**Given information**
>> BEGIN

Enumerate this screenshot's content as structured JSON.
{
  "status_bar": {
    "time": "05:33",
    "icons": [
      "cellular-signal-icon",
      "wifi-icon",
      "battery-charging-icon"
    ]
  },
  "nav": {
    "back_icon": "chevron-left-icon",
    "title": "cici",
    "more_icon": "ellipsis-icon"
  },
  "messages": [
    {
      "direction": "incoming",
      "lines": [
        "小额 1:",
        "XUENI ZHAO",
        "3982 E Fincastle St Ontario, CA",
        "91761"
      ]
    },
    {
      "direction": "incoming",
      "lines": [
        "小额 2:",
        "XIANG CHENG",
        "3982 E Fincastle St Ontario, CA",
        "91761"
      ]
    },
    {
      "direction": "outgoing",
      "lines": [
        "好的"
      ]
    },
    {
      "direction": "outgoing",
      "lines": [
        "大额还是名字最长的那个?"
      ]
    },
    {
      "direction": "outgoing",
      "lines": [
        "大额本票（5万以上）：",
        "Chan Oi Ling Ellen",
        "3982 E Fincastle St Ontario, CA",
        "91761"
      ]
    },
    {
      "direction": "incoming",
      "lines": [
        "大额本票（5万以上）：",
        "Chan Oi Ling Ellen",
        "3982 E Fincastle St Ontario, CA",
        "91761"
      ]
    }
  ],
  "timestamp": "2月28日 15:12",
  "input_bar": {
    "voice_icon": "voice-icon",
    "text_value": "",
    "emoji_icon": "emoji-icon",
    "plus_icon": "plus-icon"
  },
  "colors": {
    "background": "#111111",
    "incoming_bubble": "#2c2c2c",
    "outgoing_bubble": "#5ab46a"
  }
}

>> END
>> BEGIN

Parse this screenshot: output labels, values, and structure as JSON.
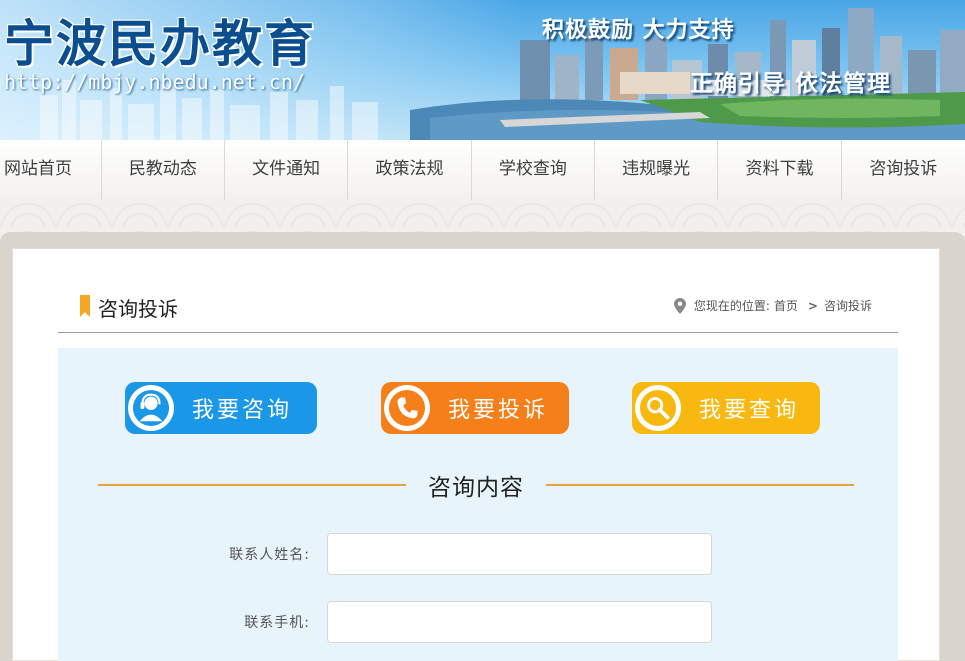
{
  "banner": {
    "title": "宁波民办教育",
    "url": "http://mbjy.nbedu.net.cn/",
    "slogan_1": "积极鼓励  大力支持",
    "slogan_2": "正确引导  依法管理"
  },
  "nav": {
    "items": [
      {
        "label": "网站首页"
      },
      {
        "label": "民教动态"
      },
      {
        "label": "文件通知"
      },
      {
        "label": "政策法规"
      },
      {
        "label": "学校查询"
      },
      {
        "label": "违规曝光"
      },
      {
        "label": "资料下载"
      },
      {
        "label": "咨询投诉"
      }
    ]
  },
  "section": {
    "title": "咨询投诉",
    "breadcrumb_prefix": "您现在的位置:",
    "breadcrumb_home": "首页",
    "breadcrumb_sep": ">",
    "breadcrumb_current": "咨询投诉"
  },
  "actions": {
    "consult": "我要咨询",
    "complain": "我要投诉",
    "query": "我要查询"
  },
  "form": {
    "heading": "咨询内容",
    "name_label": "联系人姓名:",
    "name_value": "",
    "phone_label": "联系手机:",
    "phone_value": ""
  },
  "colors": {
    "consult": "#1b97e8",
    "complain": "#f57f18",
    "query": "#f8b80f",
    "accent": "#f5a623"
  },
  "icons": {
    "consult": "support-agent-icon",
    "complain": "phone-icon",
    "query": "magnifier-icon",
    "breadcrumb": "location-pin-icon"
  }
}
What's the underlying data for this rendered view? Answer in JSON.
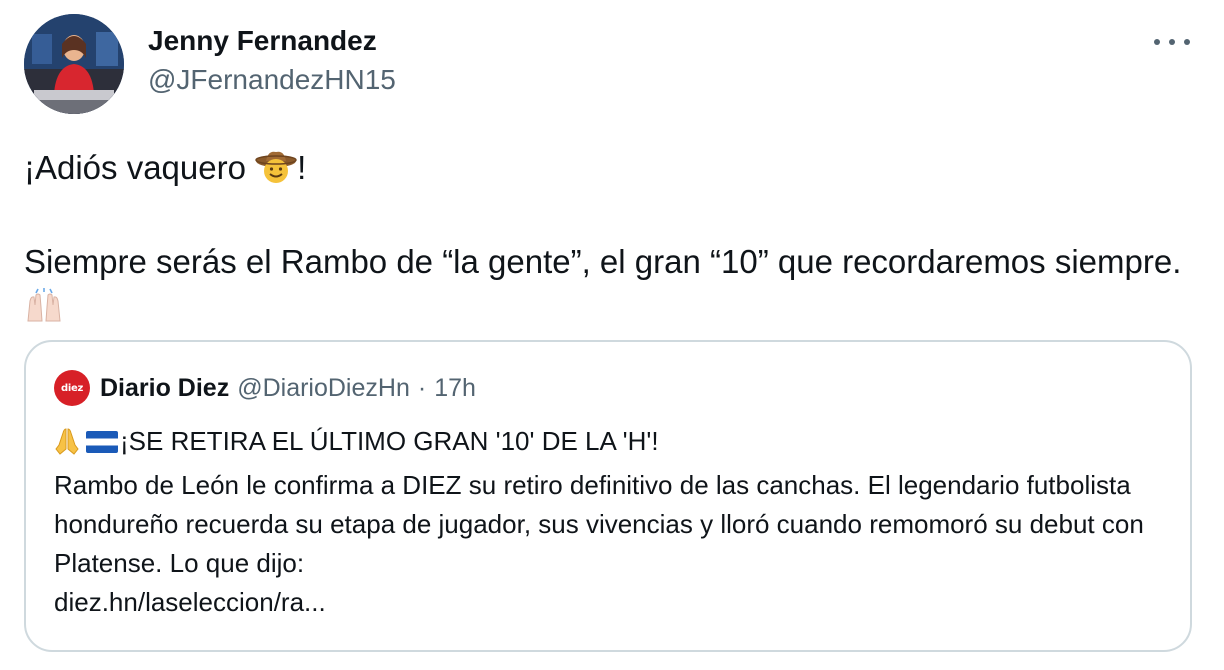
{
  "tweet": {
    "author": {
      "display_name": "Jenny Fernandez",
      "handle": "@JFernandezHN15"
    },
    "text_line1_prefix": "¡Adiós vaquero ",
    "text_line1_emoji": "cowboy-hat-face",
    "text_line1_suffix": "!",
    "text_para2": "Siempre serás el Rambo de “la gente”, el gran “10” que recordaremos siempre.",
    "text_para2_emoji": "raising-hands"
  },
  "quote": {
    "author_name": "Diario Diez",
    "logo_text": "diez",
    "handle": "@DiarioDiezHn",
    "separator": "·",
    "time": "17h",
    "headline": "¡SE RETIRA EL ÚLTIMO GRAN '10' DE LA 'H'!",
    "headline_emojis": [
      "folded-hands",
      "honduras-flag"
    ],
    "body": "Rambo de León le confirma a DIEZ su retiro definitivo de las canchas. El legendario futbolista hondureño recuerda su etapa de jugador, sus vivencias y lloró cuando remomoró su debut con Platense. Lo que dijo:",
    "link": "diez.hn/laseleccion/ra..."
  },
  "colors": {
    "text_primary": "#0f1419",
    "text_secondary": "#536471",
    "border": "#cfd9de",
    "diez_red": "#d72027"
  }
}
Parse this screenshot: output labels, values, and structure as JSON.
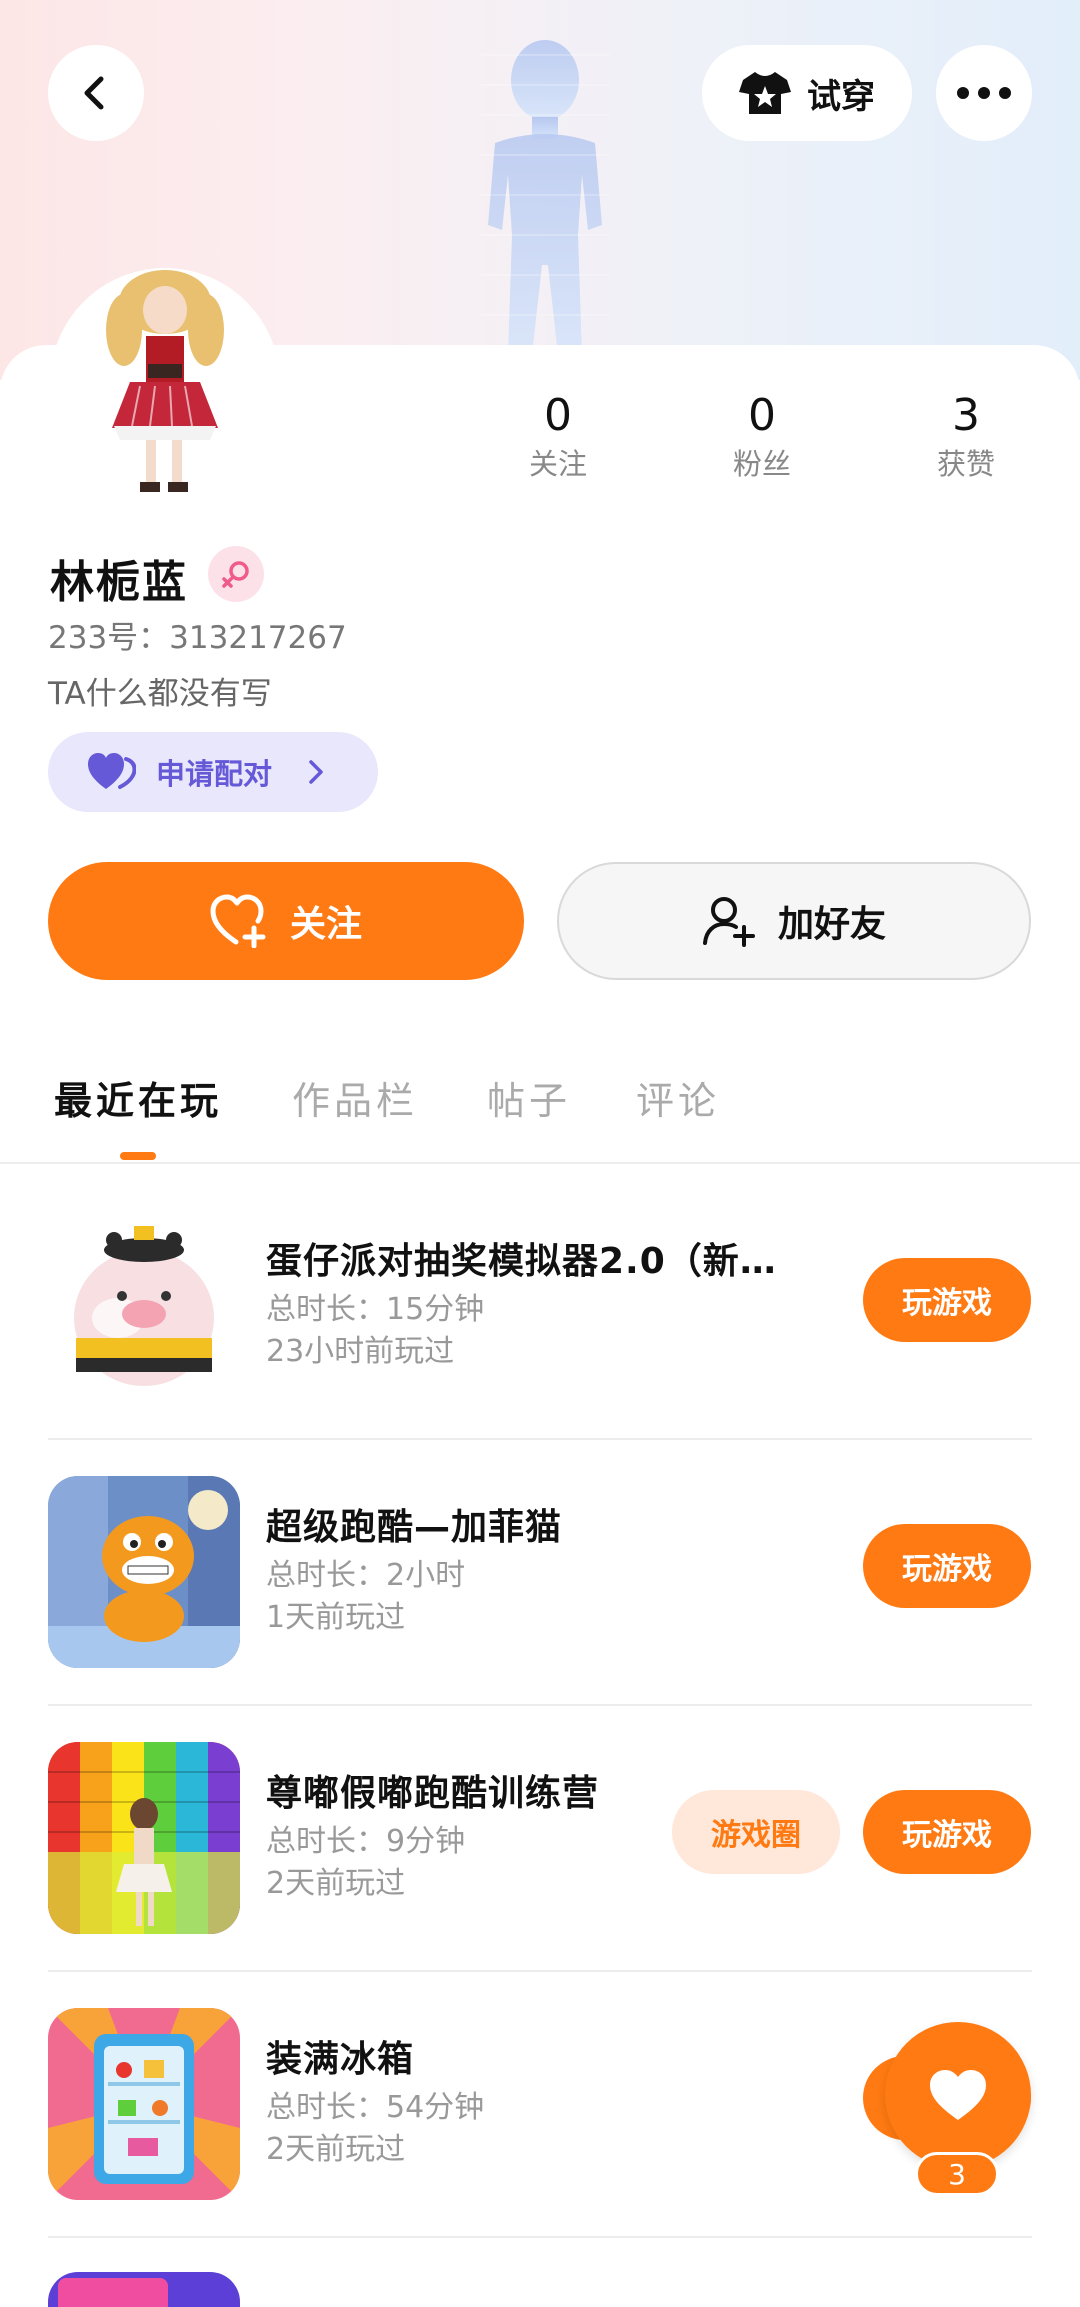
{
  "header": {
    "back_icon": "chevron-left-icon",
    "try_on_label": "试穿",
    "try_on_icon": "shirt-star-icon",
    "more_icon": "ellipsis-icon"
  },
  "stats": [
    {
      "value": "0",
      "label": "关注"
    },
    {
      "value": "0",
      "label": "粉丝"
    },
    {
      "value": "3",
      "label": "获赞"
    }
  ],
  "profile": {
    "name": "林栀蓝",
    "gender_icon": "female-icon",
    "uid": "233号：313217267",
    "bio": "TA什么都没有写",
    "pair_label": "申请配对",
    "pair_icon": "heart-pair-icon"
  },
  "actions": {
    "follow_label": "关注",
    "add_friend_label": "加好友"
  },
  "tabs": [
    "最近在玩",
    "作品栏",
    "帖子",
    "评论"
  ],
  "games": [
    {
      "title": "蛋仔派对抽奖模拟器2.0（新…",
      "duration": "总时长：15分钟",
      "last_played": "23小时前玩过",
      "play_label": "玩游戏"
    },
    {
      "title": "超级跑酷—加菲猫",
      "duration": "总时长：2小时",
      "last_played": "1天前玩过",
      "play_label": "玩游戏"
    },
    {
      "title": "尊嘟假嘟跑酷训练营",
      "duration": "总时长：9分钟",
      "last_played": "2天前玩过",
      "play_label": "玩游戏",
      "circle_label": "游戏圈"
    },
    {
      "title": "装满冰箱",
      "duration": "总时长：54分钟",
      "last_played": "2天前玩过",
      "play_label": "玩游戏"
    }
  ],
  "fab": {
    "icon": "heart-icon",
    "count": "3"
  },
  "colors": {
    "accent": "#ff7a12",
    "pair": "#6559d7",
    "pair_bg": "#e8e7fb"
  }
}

>> END

What is the number of lines in the data holding the word "咨询投诉"? Reply with that number only.

3